Hosting an Awesome Kids Session

Sharon Cichelli
Jan 2, 2019 · 7 min read

I watched a parent lean down to her child, point in my direction, and say, “Look, honey. It’s the Play-Doh teacher.” I knew right then that was the best job title I would ever have.

After five years of facilitating THAT Conference’s Circuits in Play-Doh, plus attending other awesome kids sessions, I’ve collected strategies for making a session with challenging logistics run smoothly. Hosting a kids session is so rewarding, I encourage you to give it a shot. I’ll share with you what I’ve learned, and I hope you’ll add your own observations and suggestions in the comments.

You could have 60 to 100 attendees.

Don’t get caught off-guard by how many people might show up. I’ve never had the extra bandwidth to count how many kids are in my sessions (and sculptures are being built by more than just kids), but families consistently fill 12 round hotel banquet tables of 10 seats each.

Room setup for Circuits in Play-Doh, with 12x10 chairs

You’ll have a range of ages and abilities.

Many THAT Conference families come with multiple kids, sometimes spanning many years and levels of literacy, motor control, and attention span. If you can design a session to which a parent can bring all of their kids, you’ll be giving that parent some much needed relief.

See if you can include play for the younger ones that won’t disrupt learning for the older ones. In my sessions, some kids are building circuits while others are smooshing their fingers in Play-Doh, and everybody is having a delightful time. I’ve also learned that nobody seems to be too old for Play-Doh and blinky lights.

| LISTED ENTRIES |
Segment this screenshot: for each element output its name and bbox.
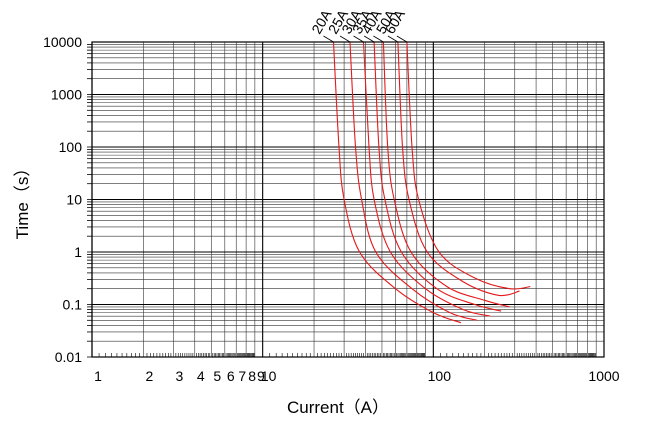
y-tick-label: 0.01 xyxy=(55,349,82,365)
leader-40A xyxy=(373,35,384,43)
curves xyxy=(332,41,531,324)
axis-ticks xyxy=(87,44,596,358)
y-tick-label: 0.1 xyxy=(63,297,83,313)
x-tick-label: 100 xyxy=(428,368,452,384)
x-tick-label: 5 xyxy=(213,368,221,384)
x-tick-label: 8 xyxy=(248,368,256,384)
y-tick-label: 1000 xyxy=(51,87,82,103)
y-tick-labels: 0.01 0.1 1 10 100 1000 10000 xyxy=(43,34,82,365)
x-tick-label: 1000 xyxy=(588,368,619,384)
curve-40A xyxy=(382,41,510,308)
leader-35A xyxy=(363,35,375,43)
x-tick-label: 9 xyxy=(257,368,265,384)
curve-20A xyxy=(332,41,462,324)
x-tick-label: 10 xyxy=(261,368,277,384)
plot-frame xyxy=(91,41,605,358)
curve-label-leaders xyxy=(323,35,408,43)
y-tick-label: 100 xyxy=(59,139,83,155)
y-tick-label: 10 xyxy=(66,192,82,208)
y-tick-label: 1 xyxy=(74,244,82,260)
curve-30A xyxy=(362,41,491,317)
leader-20A xyxy=(323,35,334,43)
leader-30A xyxy=(353,35,364,43)
curve-50A xyxy=(397,41,520,297)
curve-25A xyxy=(349,41,478,321)
y-axis-title: Time（s） xyxy=(13,160,32,240)
x-tick-labels: 1 2 3 4 5 6 7 8 910 100 1000 xyxy=(94,368,620,384)
x-axis-title: Current（A） xyxy=(287,398,389,417)
leader-25A xyxy=(339,35,351,43)
x-tick-label: 3 xyxy=(176,368,184,384)
y-tick-label: 10000 xyxy=(43,34,82,50)
leader-60A xyxy=(396,35,408,43)
x-tick-label: 4 xyxy=(197,368,205,384)
curve-35A xyxy=(373,41,502,312)
x-tick-label: 7 xyxy=(238,368,246,384)
x-tick-label: 6 xyxy=(227,368,235,384)
x-tick-label: 2 xyxy=(145,368,153,384)
curve-60A xyxy=(406,41,531,290)
x-tick-label: 1 xyxy=(94,368,102,384)
leader-50A xyxy=(387,35,399,43)
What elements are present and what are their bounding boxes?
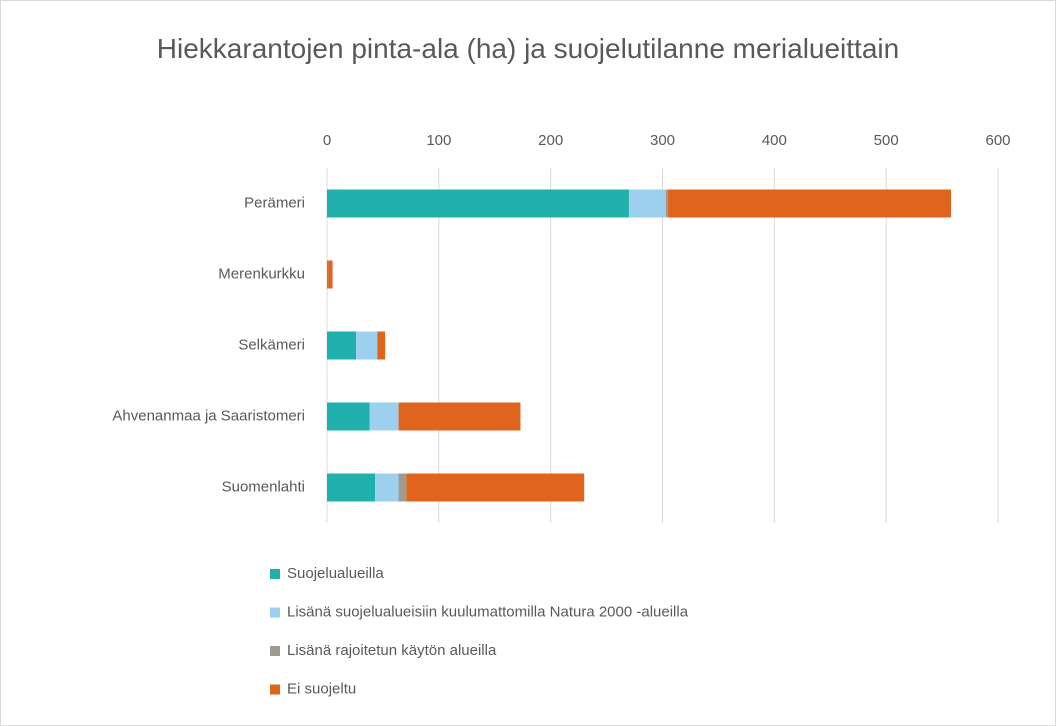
x-tick-label: 600 <box>985 132 1010 149</box>
legend-label: Suojelualueilla <box>287 565 384 582</box>
legend-label: Lisänä rajoitetun käytön alueilla <box>287 642 497 659</box>
bar-segment <box>327 402 370 431</box>
y-tick-label: Suomenlahti <box>222 478 305 495</box>
bar-segment <box>327 260 329 289</box>
x-tick-label: 500 <box>874 132 899 149</box>
x-tick-label: 100 <box>426 132 451 149</box>
bar-segment <box>327 189 629 218</box>
y-tick-label: Perämeri <box>244 194 305 211</box>
bar-segment <box>328 260 333 289</box>
x-tick-label: 300 <box>650 132 675 149</box>
bar-segment <box>406 473 585 502</box>
bar-segment <box>668 189 952 218</box>
legend-swatch <box>270 684 280 695</box>
bar-segment <box>327 331 357 360</box>
y-tick-label: Selkämeri <box>238 336 305 353</box>
bar-segment <box>398 402 521 431</box>
legend-swatch <box>270 607 280 618</box>
bar-segment <box>398 473 407 502</box>
bar-segment <box>369 402 399 431</box>
chart-title: Hiekkarantojen pinta-ala (ha) ja suojelu… <box>156 33 900 64</box>
y-tick-label: Ahvenanmaa ja Saaristomeri <box>112 407 305 424</box>
legend-swatch <box>270 569 280 579</box>
x-tick-label: 200 <box>538 132 563 149</box>
x-tick-label: 0 <box>323 132 331 149</box>
legend-label: Lisänä suojelualueisiin kuulumattomilla … <box>287 603 689 620</box>
bar-segment <box>628 189 666 218</box>
bar-segment <box>375 473 399 502</box>
y-tick-label: Merenkurkku <box>218 265 305 282</box>
x-tick-label: 400 <box>762 132 787 149</box>
bar-segment <box>327 473 376 502</box>
bar-segment <box>665 189 669 218</box>
bar-segment <box>377 331 386 360</box>
legend-swatch <box>270 646 280 656</box>
bar-segment <box>356 331 378 360</box>
legend-label: Ei suojeltu <box>287 680 356 697</box>
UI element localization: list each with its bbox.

| WHAT THE EXERCISE ASKS |
In the article, rewrite the part that opens with the words "After five years" and closes with "to 100 attendees.", swapping "rewarding" for "satisfying". Work only from the article.

| COMPLETE ANSWER |
After five years of facilitating THAT Conference’s Circuits in Play-Doh, plus attending other awesome kids sessions, I’ve collected strategies for making a session with challenging logistics run smoothly. Hosting a kids session is so satisfying, I encourage you to give it a shot. I’ll share with you what I’ve learned, and I hope you’ll add your own observations and suggestions in the comments.

You could have 60 to 100 attendees.